## [WORK INSTRUCTIONS]
Reproduce the listing verbatim.

## [RECORD EXCERPTS]
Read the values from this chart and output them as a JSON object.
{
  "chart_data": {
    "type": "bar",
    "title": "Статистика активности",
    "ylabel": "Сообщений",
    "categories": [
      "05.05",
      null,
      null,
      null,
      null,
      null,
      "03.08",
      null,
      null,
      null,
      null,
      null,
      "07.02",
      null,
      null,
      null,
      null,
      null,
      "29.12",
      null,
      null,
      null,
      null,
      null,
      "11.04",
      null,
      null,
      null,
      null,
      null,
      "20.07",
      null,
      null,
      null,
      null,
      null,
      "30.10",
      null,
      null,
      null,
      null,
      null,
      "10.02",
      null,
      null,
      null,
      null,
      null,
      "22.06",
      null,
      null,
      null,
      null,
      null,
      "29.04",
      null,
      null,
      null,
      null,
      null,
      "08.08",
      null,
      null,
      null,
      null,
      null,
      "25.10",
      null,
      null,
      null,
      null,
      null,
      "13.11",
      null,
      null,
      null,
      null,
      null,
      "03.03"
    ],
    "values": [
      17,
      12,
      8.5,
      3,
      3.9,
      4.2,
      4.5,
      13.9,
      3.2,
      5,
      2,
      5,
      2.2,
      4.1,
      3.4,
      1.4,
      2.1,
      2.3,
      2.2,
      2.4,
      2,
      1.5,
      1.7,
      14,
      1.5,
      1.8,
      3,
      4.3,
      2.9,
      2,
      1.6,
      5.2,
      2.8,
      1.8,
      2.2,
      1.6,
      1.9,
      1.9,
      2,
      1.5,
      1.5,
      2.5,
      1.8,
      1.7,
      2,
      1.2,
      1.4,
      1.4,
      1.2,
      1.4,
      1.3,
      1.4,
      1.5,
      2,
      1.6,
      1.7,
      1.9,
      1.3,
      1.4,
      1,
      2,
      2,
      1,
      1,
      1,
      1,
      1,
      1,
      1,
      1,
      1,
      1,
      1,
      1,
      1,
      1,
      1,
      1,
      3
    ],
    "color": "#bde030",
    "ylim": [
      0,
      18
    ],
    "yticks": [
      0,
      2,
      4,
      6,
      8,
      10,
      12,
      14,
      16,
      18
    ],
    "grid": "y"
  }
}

## [PROBLEM SOLUTION]
Read the values from this chart and output them as a JSON object.
{
  "chart_data": {
    "type": "bar",
    "title": "Статистика активности",
    "ylabel": "Сообщений",
    "categories": [
      "05.05",
      null,
      null,
      null,
      null,
      null,
      "03.08",
      null,
      null,
      null,
      null,
      null,
      "07.02",
      null,
      null,
      null,
      null,
      null,
      "29.12",
      null,
      null,
      null,
      null,
      null,
      "11.04",
      null,
      null,
      null,
      null,
      null,
      "20.07",
      null,
      null,
      null,
      null,
      null,
      "30.10",
      null,
      null,
      null,
      null,
      null,
      "10.02",
      null,
      null,
      null,
      null,
      null,
      "22.06",
      null,
      null,
      null,
      null,
      null,
      "29.04",
      null,
      null,
      null,
      null,
      null,
      "08.08",
      null,
      null,
      null,
      null,
      null,
      "25.10",
      null,
      null,
      null,
      null,
      null,
      "13.11",
      null,
      null,
      null,
      null,
      null,
      "03.03"
    ],
    "values": [
      17,
      12,
      8.5,
      3,
      3.9,
      4.2,
      4.5,
      13.9,
      3.2,
      5,
      2,
      5,
      2.2,
      4.1,
      3.4,
      1.4,
      2.1,
      2.3,
      2.2,
      2.4,
      2,
      1.5,
      1.7,
      14,
      1.5,
      1.8,
      3,
      4.3,
      2.9,
      2,
      1.6,
      5.2,
      2.8,
      1.8,
      2.2,
      1.6,
      1.9,
      1.9,
      2,
      1.5,
      1.5,
      2.5,
      1.8,
      1.7,
      2,
      1.2,
      1.4,
      1.4,
      1.2,
      1.4,
      1.3,
      1.4,
      1.5,
      2,
      1.6,
      1.7,
      1.9,
      1.3,
      1.4,
      1,
      2,
      2,
      1,
      1,
      1,
      1,
      1,
      1,
      1,
      1,
      1,
      1,
      1,
      1,
      1,
      1,
      1,
      1,
      3
    ],
    "color": "#bde030",
    "ylim": [
      0,
      18
    ],
    "yticks": [
      0,
      2,
      4,
      6,
      8,
      10,
      12,
      14,
      16,
      18
    ],
    "grid": "y"
  }
}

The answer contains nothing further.